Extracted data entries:
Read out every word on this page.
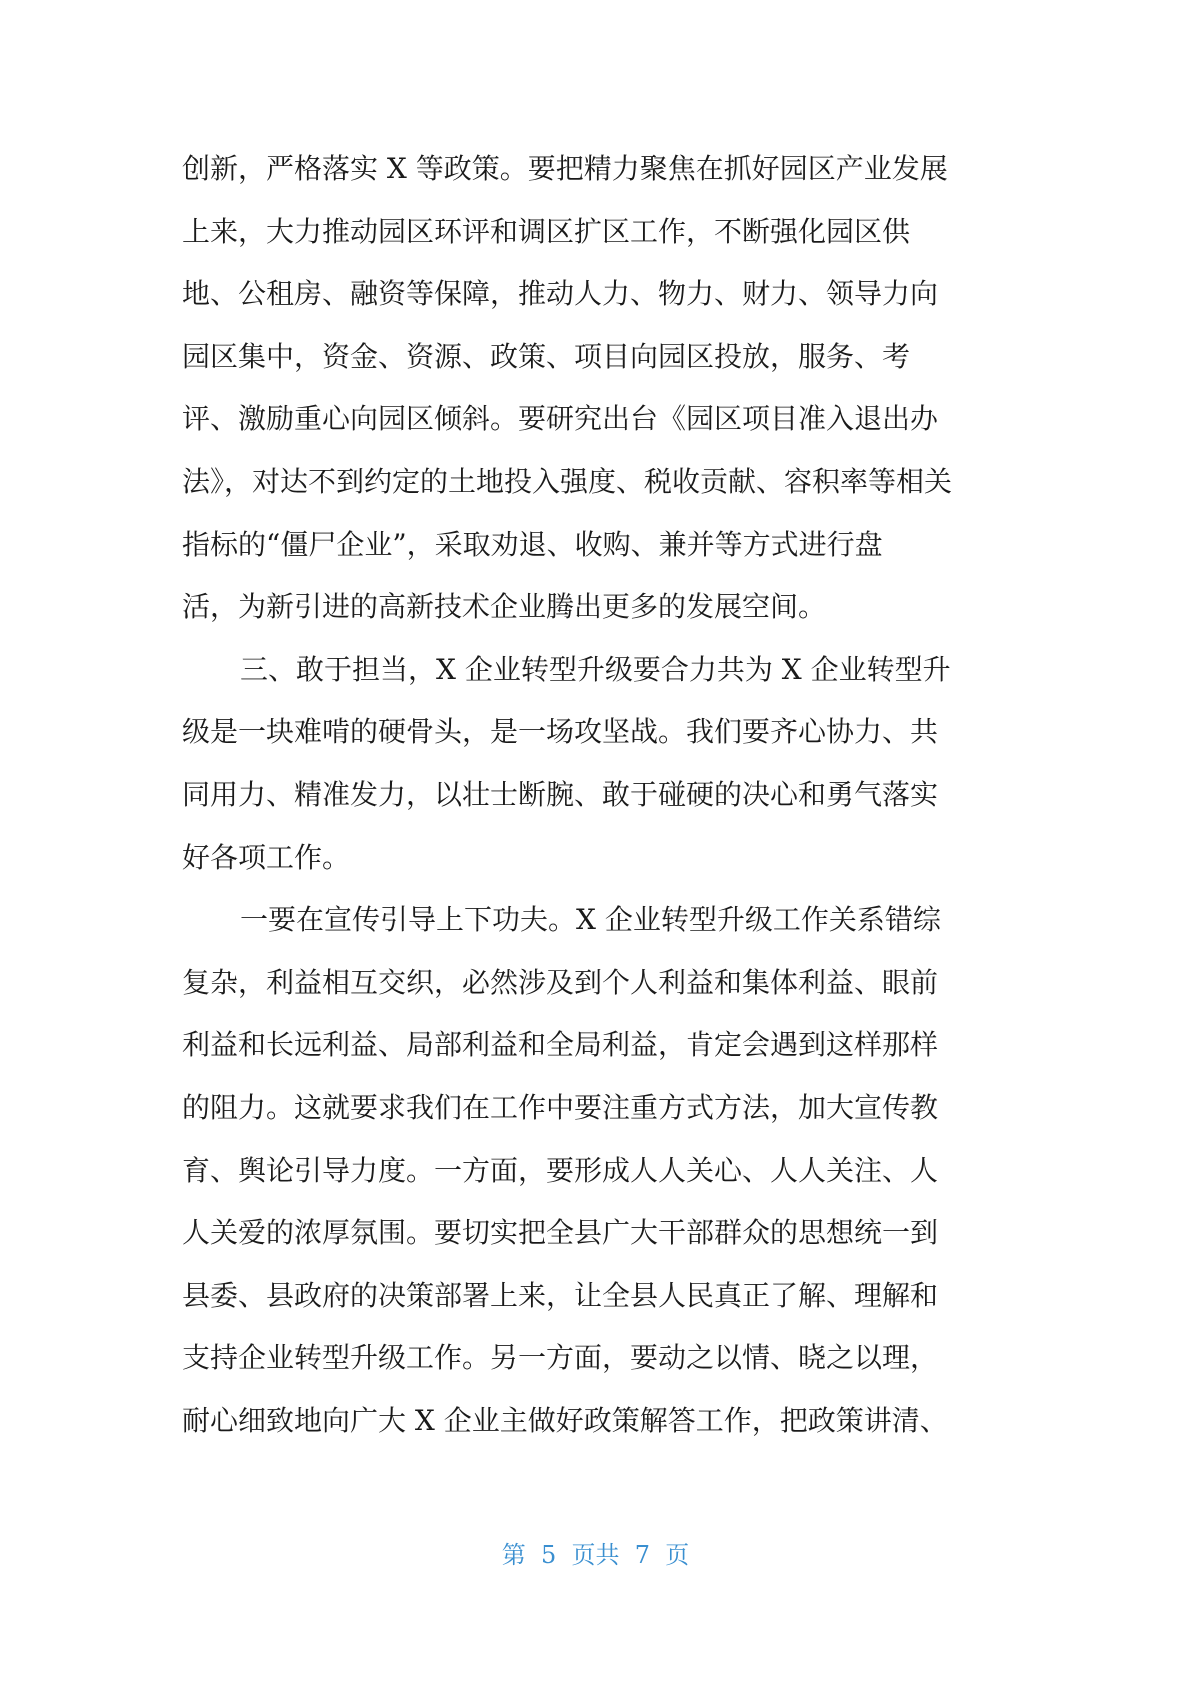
创新，严格落实 X 等政策。要把精力聚焦在抓好园区产业发展
上来，大力推动园区环评和调区扩区工作，不断强化园区供
地、公租房、融资等保障，推动人力、物力、财力、领导力向
园区集中，资金、资源、政策、项目向园区投放，服务、考
评、激励重心向园区倾斜。要研究出台《园区项目准入退出办
法》，对达不到约定的土地投入强度、税收贡献、容积率等相关
指标的“僵尸企业”，采取劝退、收购、兼并等方式进行盘
活，为新引进的高新技术企业腾出更多的发展空间。
三、敢于担当，X 企业转型升级要合力共为 X 企业转型升
级是一块难啃的硬骨头，是一场攻坚战。我们要齐心协力、共
同用力、精准发力，以壮士断腕、敢于碰硬的决心和勇气落实
好各项工作。
一要在宣传引导上下功夫。X 企业转型升级工作关系错综
复杂，利益相互交织，必然涉及到个人利益和集体利益、眼前
利益和长远利益、局部利益和全局利益，肯定会遇到这样那样
的阻力。这就要求我们在工作中要注重方式方法，加大宣传教
育、舆论引导力度。一方面，要形成人人关心、人人关注、人
人关爱的浓厚氛围。要切实把全县广大干部群众的思想统一到
县委、县政府的决策部署上来，让全县人民真正了解、理解和
支持企业转型升级工作。另一方面，要动之以情、晓之以理，
耐心细致地向广大 X 企业主做好政策解答工作，把政策讲清、
第  5  页共  7  页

OBJECTIVE: Can you repeat every record above exactly, apart from the pictures?

PROBLEM SOLUTION:
Read out every word on this page.
创新，严格落实 X 等政策。要把精力聚焦在抓好园区产业发展
上来，大力推动园区环评和调区扩区工作，不断强化园区供
地、公租房、融资等保障，推动人力、物力、财力、领导力向
园区集中，资金、资源、政策、项目向园区投放，服务、考
评、激励重心向园区倾斜。要研究出台《园区项目准入退出办
法》，对达不到约定的土地投入强度、税收贡献、容积率等相关
指标的“僵尸企业”，采取劝退、收购、兼并等方式进行盘
活，为新引进的高新技术企业腾出更多的发展空间。
三、敢于担当，X 企业转型升级要合力共为 X 企业转型升
级是一块难啃的硬骨头，是一场攻坚战。我们要齐心协力、共
同用力、精准发力，以壮士断腕、敢于碰硬的决心和勇气落实
好各项工作。
一要在宣传引导上下功夫。X 企业转型升级工作关系错综
复杂，利益相互交织，必然涉及到个人利益和集体利益、眼前
利益和长远利益、局部利益和全局利益，肯定会遇到这样那样
的阻力。这就要求我们在工作中要注重方式方法，加大宣传教
育、舆论引导力度。一方面，要形成人人关心、人人关注、人
人关爱的浓厚氛围。要切实把全县广大干部群众的思想统一到
县委、县政府的决策部署上来，让全县人民真正了解、理解和
支持企业转型升级工作。另一方面，要动之以情、晓之以理，
耐心细致地向广大 X 企业主做好政策解答工作，把政策讲清、
第  5  页共  7  页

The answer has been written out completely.